Exercise set »
A: Please list the eight countries that formed the consortium behind the core project, as named in the passage on dairy cattle methane that follows, before the lines.
B: Resume the passage on predicting methane from dairy cattle, picking up after its final sentence.

Given passage »

|---|

Dairy cattle produce methane, a greenhouse gas with considerable impact on climate change. To reduce the impact of dairy cattle production on the environment, the amount of methane produced needs to be quantified accurately. Measurement of methane production is complex and expensive. Therefore, models are commonly used to predict methane production, and results are used in national inventories of greenhouse gas emissions.
Data of 5,200 lactating dairy cows refine enteric methane prediction
The present study is based on a dataset of measurements from over 5,200 lactating dairy cows assembled through collaboration of animal scientists from 15 countries. The core project (GLOBAL NETWORK) was developed by a consortium of 8 countries (USA, UK, The Netherlands, France, Spain, Ireland, Switzerland, and Finland) and was funded by national governments, mostly via The Joint Programming Initiative on Agriculture, Food Security and Climate Change (FACCE-JPI).
The project represents a true collaboration of animal scientists around the globe who shared their experimental data. The main goal of the project was to develop robust enteric methane prediction equations that can be used by scientists, government agencies, and non-profit organizations interested in adopting or assessing methane mitigation strategies and abating the trends in earth’s climate.
Simplified models to predict methane emission
This large study showed that methane emission from dairy cattle can be predicted by simplified models requiring readily available feed-related variables. Feed intake is the key factor for methane production prediction. Although complex models that use both feed intake and detailed chemical composition had the best performance for predicting methane production, models requiring only feed intake and dietary fibre content had the second best predictive ability, and offer an alternative to complex models.

|---|

Given information »
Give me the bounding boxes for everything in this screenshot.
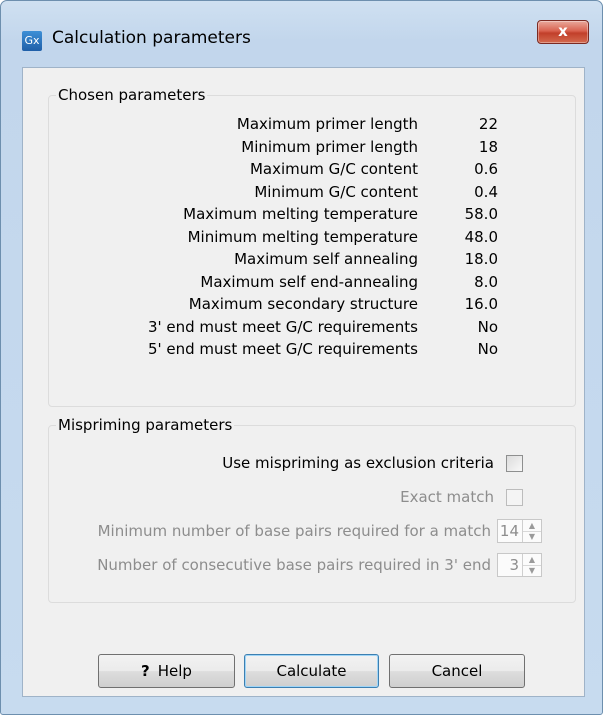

|---|

Answers provided »
A: USA, UK, The Netherlands, France, Spain, Ireland, Switzerland, and Finland

B:
Region specific methane conversion factors improve accuracy
A major finding is that revised methane emission conversion factors for specific regions are required to improve emission estimates in national inventories. The concept of methane emission conversion factor was introduced by the Intergovernmental Panel on Climate Change (IPCC) to indicate the proportion of the animal's energy intake converted to energy in methane. This factor is widely used for national greenhouse gas emission inventories and global research on mitigation strategies.
The research by the consortium offers opportunities to include region specific methane conversion factors in national inventories. This is essential to improve accuracy of carbon footprint assessment of dairy cattle production systems in several regions worldwide, and to help devise mitigation strategies.
The team that conducted the study is currently developing similar databases for predicting and mitigating methane emissions from beef cattle and small ruminants (sheep and goats).